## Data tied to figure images

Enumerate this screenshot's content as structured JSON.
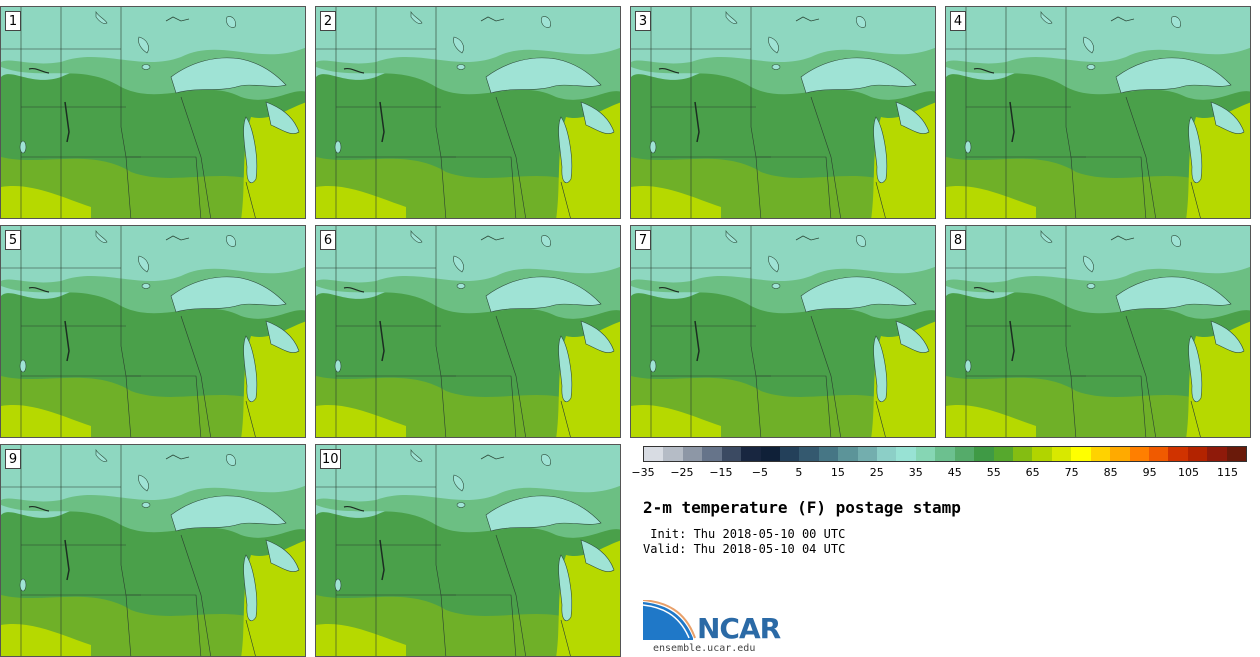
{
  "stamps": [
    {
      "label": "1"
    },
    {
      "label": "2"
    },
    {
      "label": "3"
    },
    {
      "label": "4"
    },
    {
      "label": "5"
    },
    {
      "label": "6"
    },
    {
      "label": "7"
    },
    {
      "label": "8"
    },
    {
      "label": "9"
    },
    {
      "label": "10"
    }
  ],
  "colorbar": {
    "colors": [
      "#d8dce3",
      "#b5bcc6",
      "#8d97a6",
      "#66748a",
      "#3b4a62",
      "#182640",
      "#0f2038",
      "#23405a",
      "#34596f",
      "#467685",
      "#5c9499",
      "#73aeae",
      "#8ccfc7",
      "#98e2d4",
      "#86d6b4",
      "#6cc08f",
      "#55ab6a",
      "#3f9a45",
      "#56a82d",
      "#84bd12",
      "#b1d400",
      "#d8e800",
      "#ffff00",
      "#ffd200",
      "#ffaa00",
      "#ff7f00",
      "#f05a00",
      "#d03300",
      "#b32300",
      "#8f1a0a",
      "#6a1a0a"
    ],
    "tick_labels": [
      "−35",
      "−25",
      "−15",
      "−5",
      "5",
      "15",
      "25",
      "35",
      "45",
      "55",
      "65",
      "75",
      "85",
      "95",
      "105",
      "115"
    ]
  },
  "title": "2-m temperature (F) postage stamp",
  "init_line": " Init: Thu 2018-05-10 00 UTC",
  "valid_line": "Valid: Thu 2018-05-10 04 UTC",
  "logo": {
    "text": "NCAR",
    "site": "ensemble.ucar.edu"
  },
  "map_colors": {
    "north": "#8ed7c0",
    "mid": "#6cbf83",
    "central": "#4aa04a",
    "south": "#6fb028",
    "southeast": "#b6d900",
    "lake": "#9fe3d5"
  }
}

## WORK INSTRUCTIONS
Transcribe the listing above verbatim. Omit the pictures.

## RESULT
Enumerate this screenshot's content as structured JSON.
{
  "stamps": [
    {
      "label": "1"
    },
    {
      "label": "2"
    },
    {
      "label": "3"
    },
    {
      "label": "4"
    },
    {
      "label": "5"
    },
    {
      "label": "6"
    },
    {
      "label": "7"
    },
    {
      "label": "8"
    },
    {
      "label": "9"
    },
    {
      "label": "10"
    }
  ],
  "colorbar": {
    "colors": [
      "#d8dce3",
      "#b5bcc6",
      "#8d97a6",
      "#66748a",
      "#3b4a62",
      "#182640",
      "#0f2038",
      "#23405a",
      "#34596f",
      "#467685",
      "#5c9499",
      "#73aeae",
      "#8ccfc7",
      "#98e2d4",
      "#86d6b4",
      "#6cc08f",
      "#55ab6a",
      "#3f9a45",
      "#56a82d",
      "#84bd12",
      "#b1d400",
      "#d8e800",
      "#ffff00",
      "#ffd200",
      "#ffaa00",
      "#ff7f00",
      "#f05a00",
      "#d03300",
      "#b32300",
      "#8f1a0a",
      "#6a1a0a"
    ],
    "tick_labels": [
      "−35",
      "−25",
      "−15",
      "−5",
      "5",
      "15",
      "25",
      "35",
      "45",
      "55",
      "65",
      "75",
      "85",
      "95",
      "105",
      "115"
    ]
  },
  "title": "2-m temperature (F) postage stamp",
  "init_line": " Init: Thu 2018-05-10 00 UTC",
  "valid_line": "Valid: Thu 2018-05-10 04 UTC",
  "logo": {
    "text": "NCAR",
    "site": "ensemble.ucar.edu"
  },
  "map_colors": {
    "north": "#8ed7c0",
    "mid": "#6cbf83",
    "central": "#4aa04a",
    "south": "#6fb028",
    "southeast": "#b6d900",
    "lake": "#9fe3d5"
  }
}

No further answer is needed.